■ Aufgabe:
Kopiere die Zeilen unten vom Anfang bis einschließlich der Zeile mit „legend-label: 65 a“ Zeichen für Zeichen.

■ Datenzeilen:
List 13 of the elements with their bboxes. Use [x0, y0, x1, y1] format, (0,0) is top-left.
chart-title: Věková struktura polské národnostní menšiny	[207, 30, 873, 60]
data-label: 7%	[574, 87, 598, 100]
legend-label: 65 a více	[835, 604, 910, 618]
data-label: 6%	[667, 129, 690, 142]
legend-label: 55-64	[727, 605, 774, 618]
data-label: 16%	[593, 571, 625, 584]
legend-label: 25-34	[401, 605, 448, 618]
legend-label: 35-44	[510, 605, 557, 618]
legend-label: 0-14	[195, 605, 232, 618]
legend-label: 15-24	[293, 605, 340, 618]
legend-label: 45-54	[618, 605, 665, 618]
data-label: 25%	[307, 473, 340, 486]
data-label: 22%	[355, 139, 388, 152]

■ Lösung:
List 13 of the elements with their bboxes. Use [x0, y0, x1, y1] format, (0,0) is top-left.
chart-title: Věková struktura polské národnostní menšiny	[207, 30, 873, 60]
data-label: 7%	[574, 87, 598, 100]
legend-label: 65 a více	[835, 604, 910, 618]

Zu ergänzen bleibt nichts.